_WHAT TO WORK ON:_ Word for word, restate every line of the material.

_DATA FOR THE TASK:_
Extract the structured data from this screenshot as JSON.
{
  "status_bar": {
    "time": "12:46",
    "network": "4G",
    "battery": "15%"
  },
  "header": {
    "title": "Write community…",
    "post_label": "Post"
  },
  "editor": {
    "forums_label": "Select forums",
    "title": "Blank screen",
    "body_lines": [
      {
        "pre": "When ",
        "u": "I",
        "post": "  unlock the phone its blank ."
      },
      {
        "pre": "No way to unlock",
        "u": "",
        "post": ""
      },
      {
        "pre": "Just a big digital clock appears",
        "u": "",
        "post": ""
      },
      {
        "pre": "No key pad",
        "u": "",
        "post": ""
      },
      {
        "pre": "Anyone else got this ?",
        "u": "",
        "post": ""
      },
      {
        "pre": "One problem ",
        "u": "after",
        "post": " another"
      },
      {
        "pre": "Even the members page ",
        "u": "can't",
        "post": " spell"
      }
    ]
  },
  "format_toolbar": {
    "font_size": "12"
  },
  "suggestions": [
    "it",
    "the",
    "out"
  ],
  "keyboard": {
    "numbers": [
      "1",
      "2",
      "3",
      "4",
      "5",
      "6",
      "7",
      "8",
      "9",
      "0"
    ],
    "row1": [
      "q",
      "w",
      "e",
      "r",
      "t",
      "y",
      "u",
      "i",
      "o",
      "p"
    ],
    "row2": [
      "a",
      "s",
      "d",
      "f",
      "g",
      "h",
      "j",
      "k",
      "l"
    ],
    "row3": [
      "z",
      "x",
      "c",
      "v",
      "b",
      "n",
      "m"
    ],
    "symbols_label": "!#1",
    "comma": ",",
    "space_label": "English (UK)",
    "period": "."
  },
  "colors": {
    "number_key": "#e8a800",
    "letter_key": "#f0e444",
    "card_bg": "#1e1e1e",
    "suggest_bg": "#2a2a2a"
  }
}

_ANSWER TO THIS PROBLEM:_
Extract the structured data from this screenshot as JSON.
{
  "status_bar": {
    "time": "12:46",
    "network": "4G",
    "battery": "15%"
  },
  "header": {
    "title": "Write community…",
    "post_label": "Post"
  },
  "editor": {
    "forums_label": "Select forums",
    "title": "Blank screen",
    "body_lines": [
      {
        "pre": "When ",
        "u": "I",
        "post": "  unlock the phone its blank ."
      },
      {
        "pre": "No way to unlock",
        "u": "",
        "post": ""
      },
      {
        "pre": "Just a big digital clock appears",
        "u": "",
        "post": ""
      },
      {
        "pre": "No key pad",
        "u": "",
        "post": ""
      },
      {
        "pre": "Anyone else got this ?",
        "u": "",
        "post": ""
      },
      {
        "pre": "One problem ",
        "u": "after",
        "post": " another"
      },
      {
        "pre": "Even the members page ",
        "u": "can't",
        "post": " spell"
      }
    ]
  },
  "format_toolbar": {
    "font_size": "12"
  },
  "suggestions": [
    "it",
    "the",
    "out"
  ],
  "keyboard": {
    "numbers": [
      "1",
      "2",
      "3",
      "4",
      "5",
      "6",
      "7",
      "8",
      "9",
      "0"
    ],
    "row1": [
      "q",
      "w",
      "e",
      "r",
      "t",
      "y",
      "u",
      "i",
      "o",
      "p"
    ],
    "row2": [
      "a",
      "s",
      "d",
      "f",
      "g",
      "h",
      "j",
      "k",
      "l"
    ],
    "row3": [
      "z",
      "x",
      "c",
      "v",
      "b",
      "n",
      "m"
    ],
    "symbols_label": "!#1",
    "comma": ",",
    "space_label": "English (UK)",
    "period": "."
  },
  "colors": {
    "number_key": "#e8a800",
    "letter_key": "#f0e444",
    "card_bg": "#1e1e1e",
    "suggest_bg": "#2a2a2a"
  }
}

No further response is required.